WHAT IS NEEDED> Lines containing the string "srdce" are to be collected in full.

Saved entries:
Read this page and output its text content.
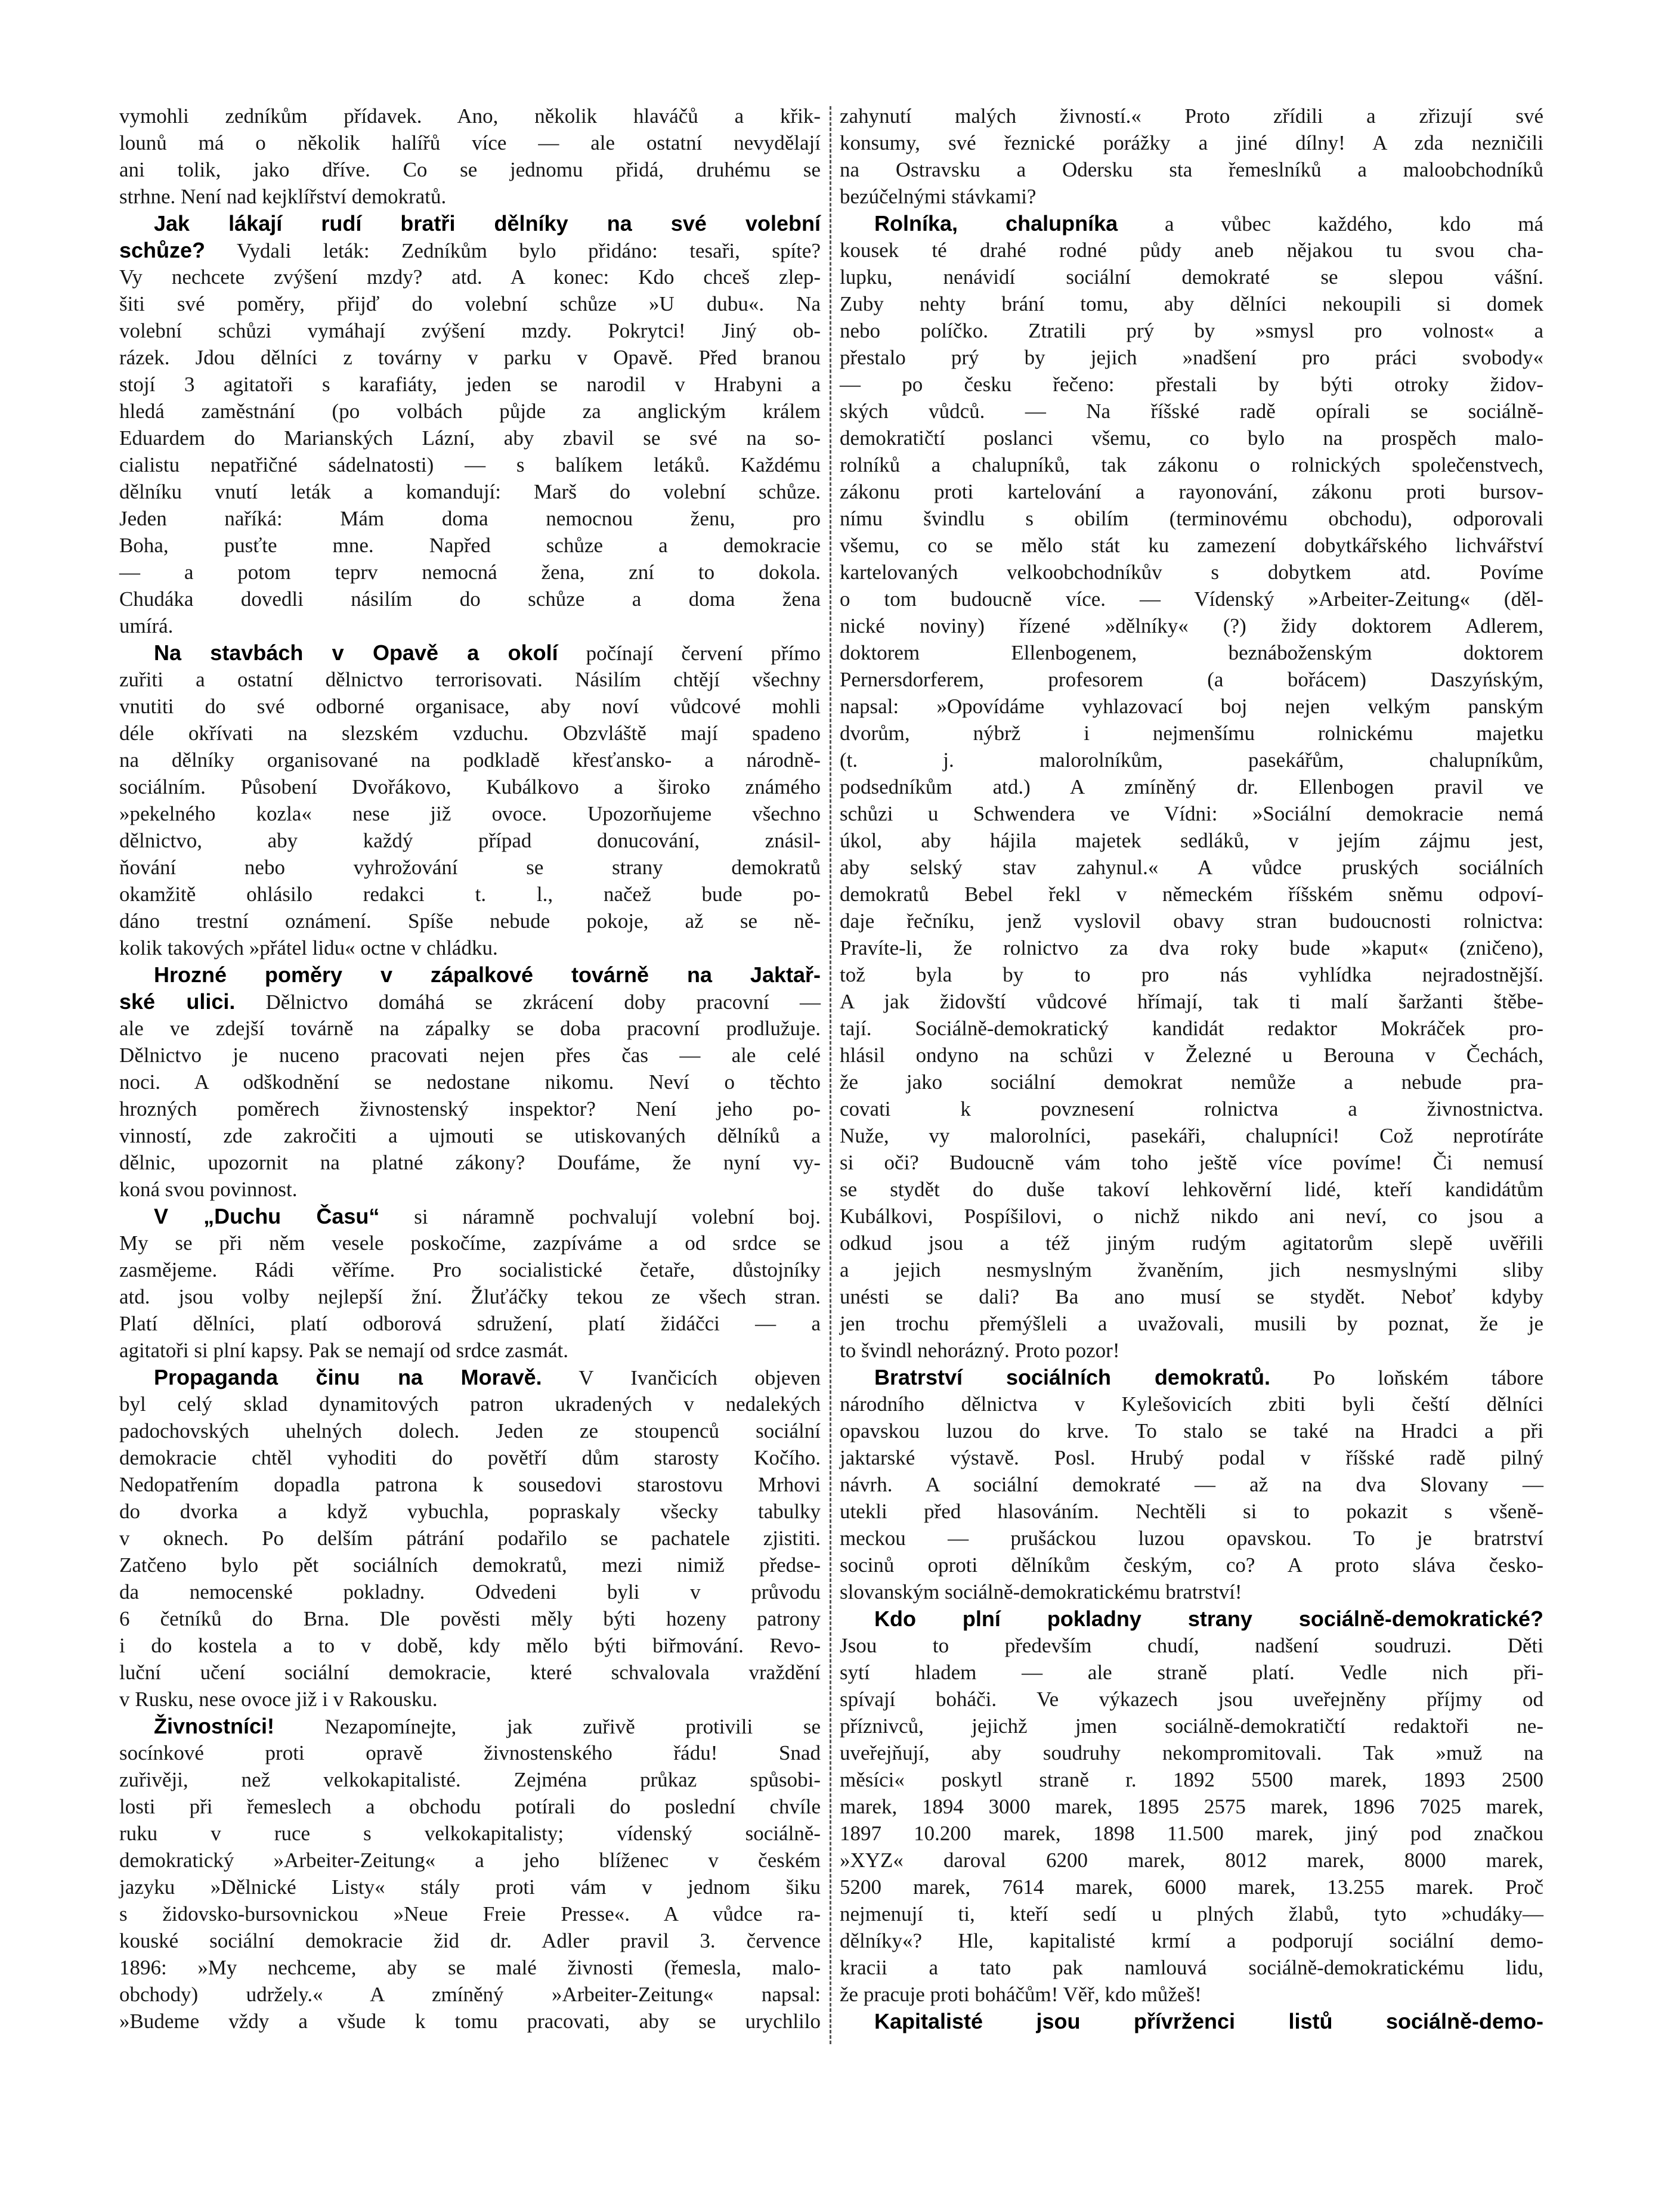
vymohli zedníkům přídavek. Ano, několik hlaváčů a křik-
lounů má o několik halířů více — ale ostatní nevydělají
ani tolik, jako dříve. Co se jednomu přidá, druhému se
strhne. Není nad kejklířství demokratů.
Jak lákají rudí bratři dělníky na své volební
schůze? Vydali leták: Zedníkům bylo přidáno: tesaři, spíte?
Vy nechcete zvýšení mzdy? atd. A konec: Kdo chceš zlep-
šiti své poměry, přijď do volební schůze »U dubu«. Na
volební schůzi vymáhají zvýšení mzdy. Pokrytci! Jiný ob-
rázek. Jdou dělníci z továrny v parku v Opavě. Před branou
stojí 3 agitatoři s karafiáty, jeden se narodil v Hrabyni a
hledá zaměstnání (po volbách půjde za anglickým králem
Eduardem do Marianských Lázní, aby zbavil se své na so-
cialistu nepatřičné sádelnatosti) — s balíkem letáků. Každému
dělníku vnutí leták a komandují: Marš do volební schůze.
Jeden naříká: Mám doma nemocnou ženu, pro
Boha, pusťte mne. Napřed schůze a demokracie
— a potom teprv nemocná žena, zní to dokola.
Chudáka dovedli násilím do schůze a doma žena
umírá.
Na stavbách v Opavě a okolí počínají červení přímo
zuřiti a ostatní dělnictvo terrorisovati. Násilím chtějí všechny
vnutiti do své odborné organisace, aby noví vůdcové mohli
déle okřívati na slezském vzduchu. Obzvláště mají spadeno
na dělníky organisované na podkladě křesťansko- a národně-
sociálním. Působení Dvořákovo, Kubálkovo a široko známého
»pekelného kozla« nese již ovoce. Upozorňujeme všechno
dělnictvo, aby každý případ donucování, znásil-
ňování nebo vyhrožování se strany demokratů
okamžitě ohlásilo redakci t. l., načež bude po-
dáno trestní oznámení. Spíše nebude pokoje, až se ně-
kolik takových »přátel lidu« octne v chládku.
Hrozné poměry v zápalkové továrně na Jaktař-
ské ulici. Dělnictvo domáhá se zkrácení doby pracovní —
ale ve zdejší továrně na zápalky se doba pracovní prodlužuje.
Dělnictvo je nuceno pracovati nejen přes čas — ale celé
noci. A odškodnění se nedostane nikomu. Neví o těchto
hrozných poměrech živnostenský inspektor? Není jeho po-
vinností, zde zakročiti a ujmouti se utiskovaných dělníků a
dělnic, upozornit na platné zákony? Doufáme, že nyní vy-
koná svou povinnost.
V „Duchu Času“ si náramně pochvalují volební boj.
My se při něm vesele poskočíme, zazpíváme a od srdce se
zasmějeme. Rádi věříme. Pro socialistické četaře, důstojníky
atd. jsou volby nejlepší žní. Žluťáčky tekou ze všech stran.
Platí dělníci, platí odborová sdružení, platí židáčci — a
agitatoři si plní kapsy. Pak se nemají od srdce zasmát.
Propaganda činu na Moravě. V Ivančicích objeven
byl celý sklad dynamitových patron ukradených v nedalekých
padochovských uhelných dolech. Jeden ze stoupenců sociální
demokracie chtěl vyhoditi do povětří dům starosty Kočího.
Nedopatřením dopadla patrona k sousedovi starostovu Mrhovi
do dvorka a když vybuchla, popraskaly všecky tabulky
v oknech. Po delším pátrání podařilo se pachatele zjistiti.
Zatčeno bylo pět sociálních demokratů, mezi nimiž předse-
da nemocenské pokladny. Odvedeni byli v průvodu
6 četníků do Brna. Dle pověsti měly býti hozeny patrony
i do kostela a to v době, kdy mělo býti biřmování. Revo-
luční učení sociální demokracie, které schvalovala vraždění
v Rusku, nese ovoce již i v Rakousku.
Živnostníci! Nezapomínejte, jak zuřivě protivili se
socínkové proti opravě živnostenského řádu! Snad
zuřivěji, než velkokapitalisté. Zejména průkaz spůsobi-
losti při řemeslech a obchodu potírali do poslední chvíle
ruku v ruce s velkokapitalisty; vídenský sociálně-
demokratický »Arbeiter-Zeitung« a jeho blíženec v českém
jazyku »Dělnické Listy« stály proti vám v jednom šiku
s židovsko-bursovnickou »Neue Freie Presse«. A vůdce ra-
kouské sociální demokracie žid dr. Adler pravil 3. července
1896: »My nechceme, aby se malé živnosti (řemesla, malo-
obchody) udržely.« A zmíněný »Arbeiter-Zeitung« napsal:
»Budeme vždy a všude k tomu pracovati, aby se urychlilo
zahynutí malých živností.« Proto zřídili a zřizují své
konsumy, své řeznické porážky a jiné dílny! A zda nezničili
na Ostravsku a Odersku sta řemeslníků a maloobchodníků
bezúčelnými stávkami?
Rolníka, chalupníka a vůbec každého, kdo má
kousek té drahé rodné půdy aneb nějakou tu svou cha-
lupku, nenávidí sociální demokraté se slepou vášní.
Zuby nehty brání tomu, aby dělníci nekoupili si domek
nebo políčko. Ztratili prý by »smysl pro volnost« a
přestalo prý by jejich »nadšení pro práci svobody«
— po česku řečeno: přestali by býti otroky židov-
ských vůdců. — Na říšské radě opírali se sociálně-
demokratičtí poslanci všemu, co bylo na prospěch malo-
rolníků a chalupníků, tak zákonu o rolnických společenstvech,
zákonu proti kartelování a rayonování, zákonu proti bursov-
nímu švindlu s obilím (terminovému obchodu), odporovali
všemu, co se mělo stát ku zamezení dobytkářského lichvářství
kartelovaných velkoobchodníkův s dobytkem atd. Povíme
o tom budoucně více. — Vídenský »Arbeiter-Zeitung« (děl-
nické noviny) řízené »dělníky« (?) židy doktorem Adlerem,
doktorem Ellenbogenem, beznáboženským doktorem
Pernersdorferem, profesorem (a bořácem) Daszyńským,
napsal: »Opovídáme vyhlazovací boj nejen velkým panským
dvorům, nýbrž i nejmenšímu rolnickému majetku
(t. j. malorolníkům, pasekářům, chalupníkům,
podsedníkům atd.) A zmíněný dr. Ellenbogen pravil ve
schůzi u Schwendera ve Vídni: »Sociální demokracie nemá
úkol, aby hájila majetek sedláků, v jejím zájmu jest,
aby selský stav zahynul.« A vůdce pruských sociálních
demokratů Bebel řekl v německém říšském sněmu odpoví-
daje řečníku, jenž vyslovil obavy stran budoucnosti rolnictva:
Pravíte-li, že rolnictvo za dva roky bude »kaput« (zničeno),
tož byla by to pro nás vyhlídka nejradostnější.
A jak židovští vůdcové hřímají, tak ti malí šaržanti štěbe-
tají. Sociálně-demokratický kandidát redaktor Mokráček pro-
hlásil ondyno na schůzi v Železné u Berouna v Čechách,
že jako sociální demokrat nemůže a nebude pra-
covati k povznesení rolnictva a živnostnictva.
Nuže, vy malorolníci, pasekáři, chalupníci! Což neprotíráte
si oči? Budoucně vám toho ještě více povíme! Či nemusí
se stydět do duše takoví lehkověrní lidé, kteří kandidátům
Kubálkovi, Pospíšilovi, o nichž nikdo ani neví, co jsou a
odkud jsou a též jiným rudým agitatorům slepě uvěřili
a jejich nesmyslným žvaněním, jich nesmyslnými sliby
unésti se dali? Ba ano musí se stydět. Neboť kdyby
jen trochu přemýšleli a uvažovali, musili by poznat, že je
to švindl nehorázný. Proto pozor!
Bratrství sociálních demokratů. Po loňském tábore
národního dělnictva v Kylešovicích zbiti byli čeští dělníci
opavskou luzou do krve. To stalo se také na Hradci a při
jaktarské výstavě. Posl. Hrubý podal v říšské radě pilný
návrh. A sociální demokraté — až na dva Slovany —
utekli před hlasováním. Nechtěli si to pokazit s všeně-
meckou — prušáckou luzou opavskou. To je bratrství
socinů oproti dělníkům českým, co? A proto sláva česko-
slovanským sociálně-demokratickému bratrství!
Kdo plní pokladny strany sociálně-demokratické?
Jsou to především chudí, nadšení soudruzi. Děti
sytí hladem — ale straně platí. Vedle nich při-
spívají boháči. Ve výkazech jsou uveřejněny příjmy od
příznivců, jejichž jmen sociálně-demokratičtí redaktoři ne-
uveřejňují, aby soudruhy nekompromitovali. Tak »muž na
měsíci« poskytl straně r. 1892 5500 marek, 1893 2500
marek, 1894 3000 marek, 1895 2575 marek, 1896 7025 marek,
1897 10.200 marek, 1898 11.500 marek, jiný pod značkou
»XYZ« daroval 6200 marek, 8012 marek, 8000 marek,
5200 marek, 7614 marek, 6000 marek, 13.255 marek. Proč
nejmenují ti, kteří sedí u plných žlabů, tyto »chudáky—
dělníky«? Hle, kapitalisté krmí a podporují sociální demo-
kracii a tato pak namlouvá sociálně-demokratickému lidu,
že pracuje proti boháčům! Věř, kdo můžeš!
Kapitalisté jsou přívrženci listů sociálně-demo-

SOLVED PROBLEM>
My se při něm vesele poskočíme, zazpíváme a od srdce se
agitatoři si plní kapsy. Pak se nemají od srdce zasmát.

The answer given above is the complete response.